◆ **TASK REQUIREMENTS**
Copy each of the rows below exactly as it appears, without the pictures.

---- INFORMATION GIVEN

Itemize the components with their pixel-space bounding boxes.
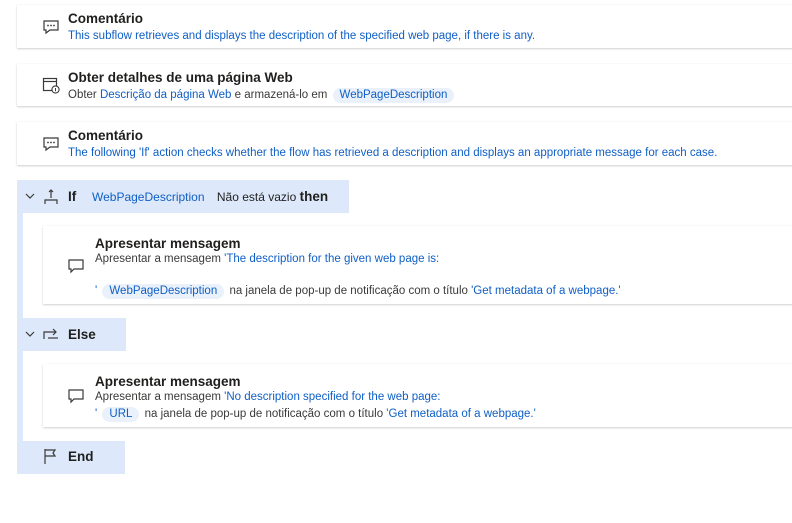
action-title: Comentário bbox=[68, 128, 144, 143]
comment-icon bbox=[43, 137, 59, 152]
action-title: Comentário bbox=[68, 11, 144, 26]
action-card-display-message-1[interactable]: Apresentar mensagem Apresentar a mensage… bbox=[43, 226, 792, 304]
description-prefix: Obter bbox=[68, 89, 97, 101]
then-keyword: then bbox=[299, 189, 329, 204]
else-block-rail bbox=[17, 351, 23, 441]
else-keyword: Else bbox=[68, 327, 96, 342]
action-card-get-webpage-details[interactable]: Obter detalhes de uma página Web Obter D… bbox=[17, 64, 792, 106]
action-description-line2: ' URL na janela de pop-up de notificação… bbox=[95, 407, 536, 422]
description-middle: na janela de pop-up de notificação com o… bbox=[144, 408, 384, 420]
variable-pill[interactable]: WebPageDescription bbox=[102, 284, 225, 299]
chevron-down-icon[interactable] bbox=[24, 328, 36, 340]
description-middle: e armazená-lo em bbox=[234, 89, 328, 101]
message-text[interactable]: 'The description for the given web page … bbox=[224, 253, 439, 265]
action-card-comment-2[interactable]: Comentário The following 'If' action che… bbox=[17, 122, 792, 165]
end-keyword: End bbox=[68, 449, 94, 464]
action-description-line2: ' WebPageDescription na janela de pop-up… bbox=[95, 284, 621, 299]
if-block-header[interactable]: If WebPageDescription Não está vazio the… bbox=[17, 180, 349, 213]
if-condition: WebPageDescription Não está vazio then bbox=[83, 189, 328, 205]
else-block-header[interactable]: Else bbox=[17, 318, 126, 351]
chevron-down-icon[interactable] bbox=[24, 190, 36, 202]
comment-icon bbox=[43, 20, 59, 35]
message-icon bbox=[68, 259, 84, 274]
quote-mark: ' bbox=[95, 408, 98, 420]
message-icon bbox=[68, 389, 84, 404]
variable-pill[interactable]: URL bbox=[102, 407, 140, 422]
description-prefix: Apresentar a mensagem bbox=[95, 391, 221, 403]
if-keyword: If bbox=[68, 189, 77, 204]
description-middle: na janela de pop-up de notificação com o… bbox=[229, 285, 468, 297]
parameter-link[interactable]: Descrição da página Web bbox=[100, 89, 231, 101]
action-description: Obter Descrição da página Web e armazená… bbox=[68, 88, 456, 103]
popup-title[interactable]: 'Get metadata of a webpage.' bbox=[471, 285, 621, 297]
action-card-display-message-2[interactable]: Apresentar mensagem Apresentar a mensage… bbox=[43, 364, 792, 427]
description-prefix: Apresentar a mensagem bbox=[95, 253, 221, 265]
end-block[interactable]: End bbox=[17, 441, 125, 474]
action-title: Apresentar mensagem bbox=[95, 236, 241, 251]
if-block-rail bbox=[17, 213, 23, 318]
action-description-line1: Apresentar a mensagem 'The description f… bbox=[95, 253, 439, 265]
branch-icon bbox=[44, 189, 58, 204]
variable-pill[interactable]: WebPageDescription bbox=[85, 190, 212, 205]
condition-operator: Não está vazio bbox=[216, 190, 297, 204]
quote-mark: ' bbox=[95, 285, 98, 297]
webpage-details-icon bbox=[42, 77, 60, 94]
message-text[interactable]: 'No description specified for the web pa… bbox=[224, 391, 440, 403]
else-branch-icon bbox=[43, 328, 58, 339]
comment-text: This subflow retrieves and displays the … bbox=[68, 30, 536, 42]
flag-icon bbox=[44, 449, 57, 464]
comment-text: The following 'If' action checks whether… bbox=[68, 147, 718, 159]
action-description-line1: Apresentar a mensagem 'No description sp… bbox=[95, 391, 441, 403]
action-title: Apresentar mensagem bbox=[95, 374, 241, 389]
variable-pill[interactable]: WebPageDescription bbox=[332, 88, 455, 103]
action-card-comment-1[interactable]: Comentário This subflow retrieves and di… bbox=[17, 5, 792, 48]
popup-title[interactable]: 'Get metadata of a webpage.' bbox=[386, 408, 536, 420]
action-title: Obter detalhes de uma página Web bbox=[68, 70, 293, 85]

--------

◆ **RESULT OF THIS TASK**
Itemize the components with their pixel-space bounding boxes.
action-title: Comentário bbox=[68, 128, 144, 143]
comment-icon bbox=[43, 137, 59, 152]
action-title: Comentário bbox=[68, 11, 144, 26]
action-card-display-message-1[interactable]: Apresentar mensagem Apresentar a mensage… bbox=[43, 226, 792, 304]
description-prefix: Obter bbox=[68, 89, 97, 101]
then-keyword: then bbox=[299, 189, 329, 204]
else-block-rail bbox=[17, 351, 23, 441]
else-keyword: Else bbox=[68, 327, 96, 342]
action-card-get-webpage-details[interactable]: Obter detalhes de uma página Web Obter D… bbox=[17, 64, 792, 106]
action-description-line2: ' URL na janela de pop-up de notificação… bbox=[95, 407, 536, 422]
description-middle: na janela de pop-up de notificação com o… bbox=[144, 408, 384, 420]
variable-pill[interactable]: WebPageDescription bbox=[102, 284, 225, 299]
chevron-down-icon[interactable] bbox=[24, 328, 36, 340]
description-middle: e armazená-lo em bbox=[234, 89, 328, 101]
message-text[interactable]: 'The description for the given web page … bbox=[224, 253, 439, 265]
action-card-comment-2[interactable]: Comentário The following 'If' action che… bbox=[17, 122, 792, 165]
end-keyword: End bbox=[68, 449, 94, 464]
action-description-line2: ' WebPageDescription na janela de pop-up… bbox=[95, 284, 621, 299]
if-block-header[interactable]: If WebPageDescription Não está vazio the… bbox=[17, 180, 349, 213]
if-condition: WebPageDescription Não está vazio then bbox=[83, 189, 328, 205]
else-block-header[interactable]: Else bbox=[17, 318, 126, 351]
chevron-down-icon[interactable] bbox=[24, 190, 36, 202]
comment-icon bbox=[43, 20, 59, 35]
message-icon bbox=[68, 259, 84, 274]
quote-mark: ' bbox=[95, 408, 98, 420]
message-icon bbox=[68, 389, 84, 404]
variable-pill[interactable]: URL bbox=[102, 407, 140, 422]
description-prefix: Apresentar a mensagem bbox=[95, 391, 221, 403]
if-keyword: If bbox=[68, 189, 77, 204]
description-middle: na janela de pop-up de notificação com o… bbox=[229, 285, 468, 297]
parameter-link[interactable]: Descrição da página Web bbox=[100, 89, 231, 101]
action-description: Obter Descrição da página Web e armazená… bbox=[68, 88, 456, 103]
popup-title[interactable]: 'Get metadata of a webpage.' bbox=[471, 285, 621, 297]
action-card-display-message-2[interactable]: Apresentar mensagem Apresentar a mensage… bbox=[43, 364, 792, 427]
description-prefix: Apresentar a mensagem bbox=[95, 253, 221, 265]
end-block[interactable]: End bbox=[17, 441, 125, 474]
action-title: Apresentar mensagem bbox=[95, 236, 241, 251]
if-block-rail bbox=[17, 213, 23, 318]
action-description-line1: Apresentar a mensagem 'The description f… bbox=[95, 253, 439, 265]
branch-icon bbox=[44, 189, 58, 204]
variable-pill[interactable]: WebPageDescription bbox=[85, 190, 212, 205]
condition-operator: Não está vazio bbox=[216, 190, 297, 204]
quote-mark: ' bbox=[95, 285, 98, 297]
webpage-details-icon bbox=[42, 77, 60, 94]
message-text[interactable]: 'No description specified for the web pa… bbox=[224, 391, 440, 403]
else-branch-icon bbox=[43, 328, 58, 339]
comment-text: This subflow retrieves and displays the … bbox=[68, 30, 536, 42]
flag-icon bbox=[44, 449, 57, 464]
comment-text: The following 'If' action checks whether… bbox=[68, 147, 718, 159]
action-description-line1: Apresentar a mensagem 'No description sp… bbox=[95, 391, 441, 403]
action-title: Apresentar mensagem bbox=[95, 374, 241, 389]
variable-pill[interactable]: WebPageDescription bbox=[332, 88, 455, 103]
action-card-comment-1[interactable]: Comentário This subflow retrieves and di… bbox=[17, 5, 792, 48]
popup-title[interactable]: 'Get metadata of a webpage.' bbox=[386, 408, 536, 420]
action-title: Obter detalhes de uma página Web bbox=[68, 70, 293, 85]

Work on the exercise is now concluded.